O princípio da eticidade está fundado no valor da pessoa humana como fonte de todos os demais valores. Prioriza a equidade, a boa-fé, a justa causa e demais critérios éticos. Confere maior poder ao juiz para encontrar a solução mais equitativa.[34]


10. O Princípio da Operabilidade


O Código Civil 2002 buscou construir um elenco normativo cujacompreensão seja mais fácil, não só para os operadores do direito mas para a sociedade de maneira geral,eliminar as dúvidas havidas no código de 1916 que por vezes levavam a situações semelhantes com resultados diametralmente opostos.


Certos dilemas causados pela forma enunciativa dos institutos geraram por certo dilemas em várias decisões judiciais. O próprio Miguel Reale[35] traz como corolário situaçõesnebulosas da prescrição e decadência


A própria sistemática da aplicação do princípio da operabilidade levou a Comissão responsável pelo projeto do Código Civil a estabelecer cláusulas abertas.


Dentro do contexto abordado, é possível sem alterar a letra da Lei, alterar substancialmente seu sentido, com base em valores éticos, políticos, econômicos, sociais vigentes em determinado momento.


A norma passa a gozar de maior perenidade, pois será alterado apenas seu espírito de acordo com a mudança da sociedade ou do grupamento social que a utilize. Não podemos deixar de lado que o Brasil é um país continental e não existe perfeita uniformidade social em todos os seus recantos. Sendo assim, sem ferir a norma é possível ao Juiz observar o contorno da norma, ajustando a necessidade de seu jurisdicionado em razão dos valores culturais existentes naquele contingente.


Implícito ao princípio da operabilidade, apresenta-se o princípio da concretude, que estabelece a obrigação do legislador em não legislar abstrato mas, tanto quanto possível legislar para o indivíduo situado: para o homem enquanto marido, para mulher enquanto esposa, para o filho enquanto um ser subordinado ao poder familiar.[36]


11. As cláusulas abertas


O sistema de cláusulas abertas ou cláusulas gerais constitui um modelo que promove uma ruptura com o sistema que prevaleceu até meados do século XX em que a segurança jurídica residia na positivação do direito através de normas escritas que buscavam tutelar todas as relações jurídicas existentes na sociedade. Admite-se que a norma não é capaz de prover todas as necessidades humanas e há a necessidade de uma flexibilização para permitir ao Estado tratar de forma justa os conflitos de interesse.


Norberto Bobbio[37] ressalta que na medida em que as legislações envelheciam percebia-se as insuficiências do sistema, ficava patente a inexistência de um dogma da completude, que o legislador sem o dom da onisciência, não podendo prever e assim normatiza todas as condutas.


As cláusulas abertas permitem uma oxigenação do sistema jurídico, com a aplicação de princípios norteadores para a solução de conflito, como os princípios constitucionais que representam a constitucionalização do direito privado com a adoção de princípios tais como a dignidade da pessoa humana entre outros.

#### Linhas fornecidas
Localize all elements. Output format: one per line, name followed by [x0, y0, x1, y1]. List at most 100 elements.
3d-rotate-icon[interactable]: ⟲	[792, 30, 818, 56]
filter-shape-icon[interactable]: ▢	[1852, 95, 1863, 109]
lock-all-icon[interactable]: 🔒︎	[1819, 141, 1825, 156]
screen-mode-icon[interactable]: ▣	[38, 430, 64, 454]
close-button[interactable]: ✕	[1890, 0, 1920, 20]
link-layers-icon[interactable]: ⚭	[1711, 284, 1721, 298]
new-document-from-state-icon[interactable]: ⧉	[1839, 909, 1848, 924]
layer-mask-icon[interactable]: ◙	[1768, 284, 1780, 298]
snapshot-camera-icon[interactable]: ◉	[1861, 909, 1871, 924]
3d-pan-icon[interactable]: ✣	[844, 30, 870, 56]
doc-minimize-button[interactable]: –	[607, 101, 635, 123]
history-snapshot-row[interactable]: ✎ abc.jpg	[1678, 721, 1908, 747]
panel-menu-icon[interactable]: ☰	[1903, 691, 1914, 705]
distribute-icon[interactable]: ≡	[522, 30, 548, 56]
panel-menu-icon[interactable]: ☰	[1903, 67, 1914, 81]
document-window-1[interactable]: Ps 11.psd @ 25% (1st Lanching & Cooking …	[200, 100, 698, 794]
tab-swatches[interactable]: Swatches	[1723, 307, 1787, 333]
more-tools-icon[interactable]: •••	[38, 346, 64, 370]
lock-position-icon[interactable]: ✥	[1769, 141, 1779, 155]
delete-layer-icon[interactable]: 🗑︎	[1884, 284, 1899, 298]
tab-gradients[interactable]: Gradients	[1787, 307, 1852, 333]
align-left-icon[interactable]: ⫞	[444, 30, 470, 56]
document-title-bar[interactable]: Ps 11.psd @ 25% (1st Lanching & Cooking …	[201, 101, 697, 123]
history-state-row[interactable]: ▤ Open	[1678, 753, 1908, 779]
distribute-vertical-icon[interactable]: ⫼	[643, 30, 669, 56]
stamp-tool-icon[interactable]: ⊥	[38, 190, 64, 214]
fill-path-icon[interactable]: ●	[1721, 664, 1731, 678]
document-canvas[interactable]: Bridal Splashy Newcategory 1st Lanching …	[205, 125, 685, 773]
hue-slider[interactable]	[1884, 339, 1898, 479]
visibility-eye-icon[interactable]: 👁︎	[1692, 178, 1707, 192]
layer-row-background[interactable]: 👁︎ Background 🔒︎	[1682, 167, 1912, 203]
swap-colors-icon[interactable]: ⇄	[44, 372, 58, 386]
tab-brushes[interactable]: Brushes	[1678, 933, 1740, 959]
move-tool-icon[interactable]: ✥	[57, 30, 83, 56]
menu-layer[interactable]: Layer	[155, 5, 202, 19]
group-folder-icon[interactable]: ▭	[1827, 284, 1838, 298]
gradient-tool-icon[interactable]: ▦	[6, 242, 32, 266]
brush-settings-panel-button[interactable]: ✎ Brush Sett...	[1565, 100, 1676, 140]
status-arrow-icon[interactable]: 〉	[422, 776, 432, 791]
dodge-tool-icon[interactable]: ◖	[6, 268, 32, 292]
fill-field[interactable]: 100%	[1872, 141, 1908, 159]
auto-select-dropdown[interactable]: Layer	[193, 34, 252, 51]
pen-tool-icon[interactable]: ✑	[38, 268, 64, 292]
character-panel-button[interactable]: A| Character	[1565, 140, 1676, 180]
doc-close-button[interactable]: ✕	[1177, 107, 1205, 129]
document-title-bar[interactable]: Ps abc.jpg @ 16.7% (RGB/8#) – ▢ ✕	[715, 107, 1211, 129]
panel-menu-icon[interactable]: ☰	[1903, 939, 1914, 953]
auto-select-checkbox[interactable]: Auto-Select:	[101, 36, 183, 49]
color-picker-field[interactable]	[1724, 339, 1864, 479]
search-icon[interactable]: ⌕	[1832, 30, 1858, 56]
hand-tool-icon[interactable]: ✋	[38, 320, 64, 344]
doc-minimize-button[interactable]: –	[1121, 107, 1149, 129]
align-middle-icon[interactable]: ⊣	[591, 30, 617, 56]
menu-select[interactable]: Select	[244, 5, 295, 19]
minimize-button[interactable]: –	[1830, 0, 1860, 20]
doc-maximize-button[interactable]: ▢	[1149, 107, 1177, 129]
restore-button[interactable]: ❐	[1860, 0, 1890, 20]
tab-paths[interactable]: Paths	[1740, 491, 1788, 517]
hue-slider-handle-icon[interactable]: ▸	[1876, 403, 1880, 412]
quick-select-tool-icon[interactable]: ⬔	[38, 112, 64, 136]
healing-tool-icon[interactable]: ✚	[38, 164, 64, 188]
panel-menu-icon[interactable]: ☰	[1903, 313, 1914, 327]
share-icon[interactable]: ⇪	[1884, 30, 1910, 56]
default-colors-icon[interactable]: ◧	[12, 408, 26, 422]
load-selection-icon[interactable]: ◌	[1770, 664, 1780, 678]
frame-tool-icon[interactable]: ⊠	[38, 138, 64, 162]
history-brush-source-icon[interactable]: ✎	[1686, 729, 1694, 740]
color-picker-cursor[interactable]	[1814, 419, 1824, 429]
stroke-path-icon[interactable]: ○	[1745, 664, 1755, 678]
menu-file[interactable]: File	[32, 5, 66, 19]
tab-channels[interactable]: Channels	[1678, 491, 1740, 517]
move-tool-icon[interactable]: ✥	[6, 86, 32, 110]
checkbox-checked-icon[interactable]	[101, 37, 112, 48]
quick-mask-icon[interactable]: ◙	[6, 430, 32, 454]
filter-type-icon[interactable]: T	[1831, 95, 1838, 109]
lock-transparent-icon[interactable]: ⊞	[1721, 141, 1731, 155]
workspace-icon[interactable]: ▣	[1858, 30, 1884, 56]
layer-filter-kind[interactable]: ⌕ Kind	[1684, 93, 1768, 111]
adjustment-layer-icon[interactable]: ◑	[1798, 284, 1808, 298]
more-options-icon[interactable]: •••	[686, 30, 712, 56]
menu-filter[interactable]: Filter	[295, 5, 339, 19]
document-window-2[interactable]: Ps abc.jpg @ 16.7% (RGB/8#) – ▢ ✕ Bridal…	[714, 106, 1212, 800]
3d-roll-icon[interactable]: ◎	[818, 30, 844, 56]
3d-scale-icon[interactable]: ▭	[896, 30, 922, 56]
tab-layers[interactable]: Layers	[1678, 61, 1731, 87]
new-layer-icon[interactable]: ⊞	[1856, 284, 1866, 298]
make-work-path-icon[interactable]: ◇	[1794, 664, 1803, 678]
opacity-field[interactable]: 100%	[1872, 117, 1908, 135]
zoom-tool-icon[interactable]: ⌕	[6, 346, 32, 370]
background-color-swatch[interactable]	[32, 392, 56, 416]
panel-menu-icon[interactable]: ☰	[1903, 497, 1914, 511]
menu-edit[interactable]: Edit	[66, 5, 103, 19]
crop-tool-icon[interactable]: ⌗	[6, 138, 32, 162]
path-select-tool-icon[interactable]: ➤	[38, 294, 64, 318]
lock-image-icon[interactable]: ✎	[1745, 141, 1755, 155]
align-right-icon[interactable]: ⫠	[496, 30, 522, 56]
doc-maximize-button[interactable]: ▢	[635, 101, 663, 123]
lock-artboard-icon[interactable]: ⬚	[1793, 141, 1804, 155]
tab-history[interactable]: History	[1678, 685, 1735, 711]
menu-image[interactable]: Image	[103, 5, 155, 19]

#### Objetivo proposto
Por favor, prossiga com o texto sobre os princípios do Código Civil de 2002 a partir da última frase apresentada. As linhas não têm relação com o texto sobre os princípios do Código Civil de 2002.

#### A resposta
Procurou-se, com a nova codificação, reformular a linguagem hermética do Código Civil de 1916 baseado, preponderantemente, em tipo e não em princípios, apesar da diretriz de se preservar ao máximo a atual redação, a menos que houvesse mudança profunda ou em virtude das variações semânticas ocorridas desde o Código passado.[38]


A questão da insegurança jurídica é discutida por alguns juristas, José de Oliveira Ascensão[39] indaga se terá o Novo Código Civil seguido o caminho certo. Numa vida jurídica caracterizada por um acentuado desprendimento da Lei, quase um desprestígio prático desta, a mudança operada na ordem normativa não irá afinal agravar os males presentes, como da própria justiça que se aspira alcançar?


A crítica suscitada leva a seguinte reflexão: os poderes de integração da norma pelos magistrados não se tornam excessivos ao depositar toda a confiança na realização de justiça pelo magistrado. Habermas questiona o papel solitário do juiz “Hércules”, que pressupõe alguém que tenha a pretensão de um privilégio cognitivo que garanta sozinho, a integralidade da comunidade jurídica. Ora, se o Direito é a principal forma de integração social e deve respeitar o principio da integridade, logo, o juiz não deveria ficar sozinho na realização de sua tarefa.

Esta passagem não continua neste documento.